*Provided data*
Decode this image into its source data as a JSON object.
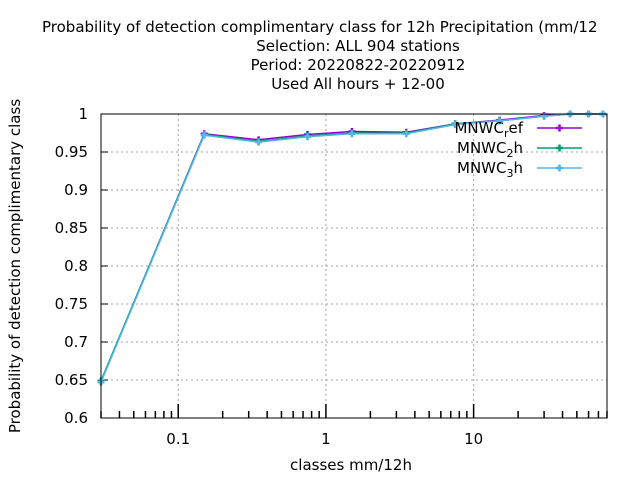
{
  "chart_data": {
    "type": "line",
    "title_lines": [
      "Probability of detection complimentary class  for 12h Precipitation (mm/12",
      "Selection: ALL    904 stations",
      "Period: 20220822-20220912",
      "Used  All hours  + 12-00"
    ],
    "xlabel": "classes mm/12h",
    "ylabel": "Probability of detection complimentary class",
    "x_scale": "log",
    "xlim": [
      0.03,
      80
    ],
    "ylim": [
      0.6,
      1.0
    ],
    "y_ticks": [
      0.6,
      0.65,
      0.7,
      0.75,
      0.8,
      0.85,
      0.9,
      0.95,
      1.0
    ],
    "y_tick_labels": [
      "0.6",
      "0.65",
      "0.7",
      "0.75",
      "0.8",
      "0.85",
      "0.9",
      "0.95",
      "1"
    ],
    "x_ticks": [
      0.1,
      1,
      10
    ],
    "x_tick_labels": [
      "0.1",
      "1",
      "10"
    ],
    "grid": true,
    "legend_position": "top-right",
    "x": [
      0.03,
      0.15,
      0.35,
      0.75,
      1.5,
      3.5,
      7.5,
      15,
      30,
      45,
      60,
      75
    ],
    "series": [
      {
        "name": "MNWC_ref",
        "legend_text": "MNWCref",
        "color": "#9400d3",
        "values": [
          0.648,
          0.974,
          0.966,
          0.973,
          0.977,
          0.976,
          0.987,
          0.992,
          0.998,
          1.0,
          1.0,
          1.0
        ]
      },
      {
        "name": "MNWC_2h",
        "legend_text": "MNWC2h",
        "color": "#009e73",
        "values": [
          0.649,
          0.973,
          0.964,
          0.971,
          0.975,
          0.975,
          0.987,
          0.991,
          0.997,
          1.0,
          1.0,
          1.0
        ]
      },
      {
        "name": "MNWC_3h",
        "legend_text": "MNWC3h",
        "color": "#56b4e9",
        "values": [
          0.647,
          0.972,
          0.963,
          0.97,
          0.974,
          0.974,
          0.986,
          0.991,
          0.997,
          1.0,
          1.0,
          1.0
        ]
      }
    ],
    "legend_parts": [
      {
        "base": "MNWC",
        "sub": "r",
        "tail": "ef"
      },
      {
        "base": "MNWC",
        "sub": "2",
        "tail": "h"
      },
      {
        "base": "MNWC",
        "sub": "3",
        "tail": "h"
      }
    ]
  }
}
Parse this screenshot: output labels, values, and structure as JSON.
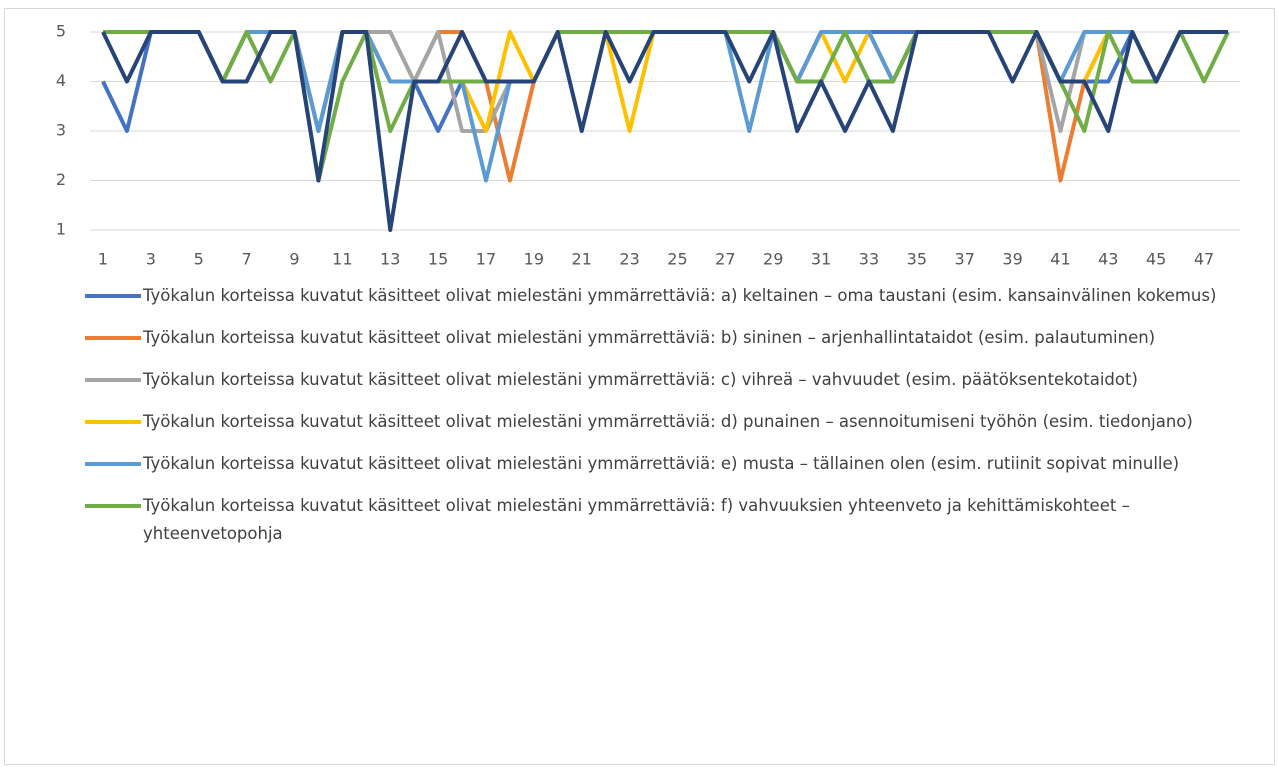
{
  "chart_data": {
    "type": "line",
    "x": [
      1,
      2,
      3,
      4,
      5,
      6,
      7,
      8,
      9,
      10,
      11,
      12,
      13,
      14,
      15,
      16,
      17,
      18,
      19,
      20,
      21,
      22,
      23,
      24,
      25,
      26,
      27,
      28,
      29,
      30,
      31,
      32,
      33,
      34,
      35,
      36,
      37,
      38,
      39,
      40,
      41,
      42,
      43,
      44,
      45,
      46,
      47,
      48
    ],
    "xlim": [
      1,
      48
    ],
    "xticks": [
      1,
      3,
      5,
      7,
      9,
      11,
      13,
      15,
      17,
      19,
      21,
      23,
      25,
      27,
      29,
      31,
      33,
      35,
      37,
      39,
      41,
      43,
      45,
      47
    ],
    "ylim": [
      1,
      5
    ],
    "yticks": [
      1,
      2,
      3,
      4,
      5
    ],
    "grid": true,
    "legend": "bottom",
    "series": [
      {
        "name": "Työkalun korteissa kuvatut käsitteet olivat mielestäni ymmärrettäviä: a) keltainen – oma taustani (esim. kansainvälinen kokemus)",
        "color": "#4472c4",
        "values": [
          4,
          3,
          5,
          5,
          5,
          4,
          4,
          5,
          5,
          3,
          5,
          5,
          4,
          4,
          3,
          4,
          4,
          4,
          4,
          5,
          5,
          5,
          5,
          5,
          5,
          5,
          5,
          5,
          5,
          4,
          5,
          5,
          5,
          5,
          5,
          5,
          5,
          5,
          5,
          5,
          4,
          4,
          4,
          5,
          4,
          5,
          5,
          5
        ]
      },
      {
        "name": "Työkalun korteissa kuvatut käsitteet olivat mielestäni ymmärrettäviä: b) sininen – arjenhallintataidot (esim. palautuminen)",
        "color": "#ed7d31",
        "values": [
          5,
          5,
          5,
          5,
          5,
          4,
          5,
          5,
          5,
          3,
          5,
          5,
          4,
          4,
          5,
          5,
          4,
          2,
          4,
          5,
          5,
          5,
          5,
          5,
          5,
          5,
          5,
          5,
          5,
          4,
          5,
          5,
          5,
          4,
          5,
          5,
          5,
          5,
          5,
          5,
          2,
          4,
          5,
          5,
          4,
          5,
          5,
          5
        ]
      },
      {
        "name": " Työkalun korteissa kuvatut käsitteet olivat mielestäni ymmärrettäviä: c) vihreä – vahvuudet (esim. päätöksentekotaidot)",
        "color": "#a5a5a5",
        "values": [
          5,
          5,
          5,
          5,
          5,
          4,
          5,
          5,
          5,
          3,
          5,
          5,
          5,
          4,
          5,
          3,
          3,
          4,
          4,
          5,
          5,
          5,
          5,
          5,
          5,
          5,
          5,
          5,
          5,
          4,
          5,
          5,
          5,
          4,
          5,
          5,
          5,
          5,
          5,
          5,
          3,
          5,
          5,
          5,
          4,
          5,
          5,
          5
        ]
      },
      {
        "name": "Työkalun korteissa kuvatut käsitteet olivat mielestäni ymmärrettäviä: d) punainen – asennoitumiseni työhön (esim. tiedonjano)",
        "color": "#ffc000",
        "values": [
          5,
          5,
          5,
          5,
          5,
          4,
          5,
          5,
          5,
          3,
          5,
          5,
          4,
          4,
          4,
          4,
          3,
          5,
          4,
          5,
          5,
          5,
          3,
          5,
          5,
          5,
          5,
          5,
          5,
          4,
          5,
          4,
          5,
          4,
          5,
          5,
          5,
          5,
          5,
          5,
          4,
          4,
          5,
          5,
          4,
          5,
          5,
          5
        ]
      },
      {
        "name": "Työkalun korteissa kuvatut käsitteet olivat mielestäni ymmärrettäviä: e) musta – tällainen olen (esim. rutiinit sopivat minulle)",
        "color": "#5b9bd5",
        "values": [
          5,
          5,
          5,
          5,
          5,
          4,
          5,
          5,
          5,
          3,
          5,
          5,
          4,
          4,
          4,
          4,
          2,
          4,
          4,
          5,
          5,
          5,
          5,
          5,
          5,
          5,
          5,
          3,
          5,
          4,
          5,
          5,
          5,
          4,
          5,
          5,
          5,
          5,
          5,
          5,
          4,
          5,
          5,
          5,
          4,
          5,
          5,
          5
        ]
      },
      {
        "name": "Työkalun korteissa kuvatut käsitteet olivat mielestäni ymmärrettäviä: f) vahvuuksien yhteenveto ja kehittämiskohteet – yhteenvetopohja",
        "color": "#70ad47",
        "values": [
          5,
          5,
          5,
          5,
          5,
          4,
          5,
          4,
          5,
          2,
          4,
          5,
          3,
          4,
          4,
          4,
          4,
          4,
          4,
          5,
          5,
          5,
          5,
          5,
          5,
          5,
          5,
          5,
          5,
          4,
          4,
          5,
          4,
          4,
          5,
          5,
          5,
          5,
          5,
          5,
          4,
          3,
          5,
          4,
          4,
          5,
          4,
          5
        ]
      },
      {
        "color": "#264478",
        "values": [
          5,
          4,
          5,
          5,
          5,
          4,
          4,
          5,
          5,
          2,
          5,
          5,
          1,
          4,
          4,
          5,
          4,
          4,
          4,
          5,
          3,
          5,
          4,
          5,
          5,
          5,
          5,
          4,
          5,
          3,
          4,
          3,
          4,
          3,
          5,
          5,
          5,
          5,
          4,
          5,
          4,
          4,
          3,
          5,
          4,
          5,
          5,
          5
        ]
      }
    ]
  }
}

*Task brief*
Print every entry above again without changing a word, and omit the pictures.

*Problem solution*
Decode this image into its source data as a JSON object.
{
  "chart_data": {
    "type": "line",
    "title_lines": [
      "Probability of detection complimentary class  for 12h Precipitation (mm/12",
      "Selection: ALL    904 stations",
      "Period: 20220822-20220912",
      "Used  All hours  + 12-00"
    ],
    "xlabel": "classes mm/12h",
    "ylabel": "Probability of detection complimentary class",
    "x_scale": "log",
    "xlim": [
      0.03,
      80
    ],
    "ylim": [
      0.6,
      1.0
    ],
    "y_ticks": [
      0.6,
      0.65,
      0.7,
      0.75,
      0.8,
      0.85,
      0.9,
      0.95,
      1.0
    ],
    "y_tick_labels": [
      "0.6",
      "0.65",
      "0.7",
      "0.75",
      "0.8",
      "0.85",
      "0.9",
      "0.95",
      "1"
    ],
    "x_ticks": [
      0.1,
      1,
      10
    ],
    "x_tick_labels": [
      "0.1",
      "1",
      "10"
    ],
    "grid": true,
    "legend_position": "top-right",
    "x": [
      0.03,
      0.15,
      0.35,
      0.75,
      1.5,
      3.5,
      7.5,
      15,
      30,
      45,
      60,
      75
    ],
    "series": [
      {
        "name": "MNWC_ref",
        "legend_text": "MNWCref",
        "color": "#9400d3",
        "values": [
          0.648,
          0.974,
          0.966,
          0.973,
          0.977,
          0.976,
          0.987,
          0.992,
          0.998,
          1.0,
          1.0,
          1.0
        ]
      },
      {
        "name": "MNWC_2h",
        "legend_text": "MNWC2h",
        "color": "#009e73",
        "values": [
          0.649,
          0.973,
          0.964,
          0.971,
          0.975,
          0.975,
          0.987,
          0.991,
          0.997,
          1.0,
          1.0,
          1.0
        ]
      },
      {
        "name": "MNWC_3h",
        "legend_text": "MNWC3h",
        "color": "#56b4e9",
        "values": [
          0.647,
          0.972,
          0.963,
          0.97,
          0.974,
          0.974,
          0.986,
          0.991,
          0.997,
          1.0,
          1.0,
          1.0
        ]
      }
    ],
    "legend_parts": [
      {
        "base": "MNWC",
        "sub": "r",
        "tail": "ef"
      },
      {
        "base": "MNWC",
        "sub": "2",
        "tail": "h"
      },
      {
        "base": "MNWC",
        "sub": "3",
        "tail": "h"
      }
    ]
  }
}
Parse this screenshot: output labels, values, and structure as JSON.
{
  "chart_data": {
    "type": "line",
    "x": [
      1,
      2,
      3,
      4,
      5,
      6,
      7,
      8,
      9,
      10,
      11,
      12,
      13,
      14,
      15,
      16,
      17,
      18,
      19,
      20,
      21,
      22,
      23,
      24,
      25,
      26,
      27,
      28,
      29,
      30,
      31,
      32,
      33,
      34,
      35,
      36,
      37,
      38,
      39,
      40,
      41,
      42,
      43,
      44,
      45,
      46,
      47,
      48
    ],
    "xlim": [
      1,
      48
    ],
    "xticks": [
      1,
      3,
      5,
      7,
      9,
      11,
      13,
      15,
      17,
      19,
      21,
      23,
      25,
      27,
      29,
      31,
      33,
      35,
      37,
      39,
      41,
      43,
      45,
      47
    ],
    "ylim": [
      1,
      5
    ],
    "yticks": [
      1,
      2,
      3,
      4,
      5
    ],
    "grid": true,
    "legend": "bottom",
    "series": [
      {
        "name": "Työkalun korteissa kuvatut käsitteet olivat mielestäni ymmärrettäviä: a) keltainen – oma taustani (esim. kansainvälinen kokemus)",
        "color": "#4472c4",
        "values": [
          4,
          3,
          5,
          5,
          5,
          4,
          4,
          5,
          5,
          3,
          5,
          5,
          4,
          4,
          3,
          4,
          4,
          4,
          4,
          5,
          5,
          5,
          5,
          5,
          5,
          5,
          5,
          5,
          5,
          4,
          5,
          5,
          5,
          5,
          5,
          5,
          5,
          5,
          5,
          5,
          4,
          4,
          4,
          5,
          4,
          5,
          5,
          5
        ]
      },
      {
        "name": "Työkalun korteissa kuvatut käsitteet olivat mielestäni ymmärrettäviä: b) sininen – arjenhallintataidot (esim. palautuminen)",
        "color": "#ed7d31",
        "values": [
          5,
          5,
          5,
          5,
          5,
          4,
          5,
          5,
          5,
          3,
          5,
          5,
          4,
          4,
          5,
          5,
          4,
          2,
          4,
          5,
          5,
          5,
          5,
          5,
          5,
          5,
          5,
          5,
          5,
          4,
          5,
          5,
          5,
          4,
          5,
          5,
          5,
          5,
          5,
          5,
          2,
          4,
          5,
          5,
          4,
          5,
          5,
          5
        ]
      },
      {
        "name": " Työkalun korteissa kuvatut käsitteet olivat mielestäni ymmärrettäviä: c) vihreä – vahvuudet (esim. päätöksentekotaidot)",
        "color": "#a5a5a5",
        "values": [
          5,
          5,
          5,
          5,
          5,
          4,
          5,
          5,
          5,
          3,
          5,
          5,
          5,
          4,
          5,
          3,
          3,
          4,
          4,
          5,
          5,
          5,
          5,
          5,
          5,
          5,
          5,
          5,
          5,
          4,
          5,
          5,
          5,
          4,
          5,
          5,
          5,
          5,
          5,
          5,
          3,
          5,
          5,
          5,
          4,
          5,
          5,
          5
        ]
      },
      {
        "name": "Työkalun korteissa kuvatut käsitteet olivat mielestäni ymmärrettäviä: d) punainen – asennoitumiseni työhön (esim. tiedonjano)",
        "color": "#ffc000",
        "values": [
          5,
          5,
          5,
          5,
          5,
          4,
          5,
          5,
          5,
          3,
          5,
          5,
          4,
          4,
          4,
          4,
          3,
          5,
          4,
          5,
          5,
          5,
          3,
          5,
          5,
          5,
          5,
          5,
          5,
          4,
          5,
          4,
          5,
          4,
          5,
          5,
          5,
          5,
          5,
          5,
          4,
          4,
          5,
          5,
          4,
          5,
          5,
          5
        ]
      },
      {
        "name": "Työkalun korteissa kuvatut käsitteet olivat mielestäni ymmärrettäviä: e) musta – tällainen olen (esim. rutiinit sopivat minulle)",
        "color": "#5b9bd5",
        "values": [
          5,
          5,
          5,
          5,
          5,
          4,
          5,
          5,
          5,
          3,
          5,
          5,
          4,
          4,
          4,
          4,
          2,
          4,
          4,
          5,
          5,
          5,
          5,
          5,
          5,
          5,
          5,
          3,
          5,
          4,
          5,
          5,
          5,
          4,
          5,
          5,
          5,
          5,
          5,
          5,
          4,
          5,
          5,
          5,
          4,
          5,
          5,
          5
        ]
      },
      {
        "name": "Työkalun korteissa kuvatut käsitteet olivat mielestäni ymmärrettäviä: f) vahvuuksien yhteenveto ja kehittämiskohteet – yhteenvetopohja",
        "color": "#70ad47",
        "values": [
          5,
          5,
          5,
          5,
          5,
          4,
          5,
          4,
          5,
          2,
          4,
          5,
          3,
          4,
          4,
          4,
          4,
          4,
          4,
          5,
          5,
          5,
          5,
          5,
          5,
          5,
          5,
          5,
          5,
          4,
          4,
          5,
          4,
          4,
          5,
          5,
          5,
          5,
          5,
          5,
          4,
          3,
          5,
          4,
          4,
          5,
          4,
          5
        ]
      },
      {
        "color": "#264478",
        "values": [
          5,
          4,
          5,
          5,
          5,
          4,
          4,
          5,
          5,
          2,
          5,
          5,
          1,
          4,
          4,
          5,
          4,
          4,
          4,
          5,
          3,
          5,
          4,
          5,
          5,
          5,
          5,
          4,
          5,
          3,
          4,
          3,
          4,
          3,
          5,
          5,
          5,
          5,
          4,
          5,
          4,
          4,
          3,
          5,
          4,
          5,
          5,
          5
        ]
      }
    ]
  }
}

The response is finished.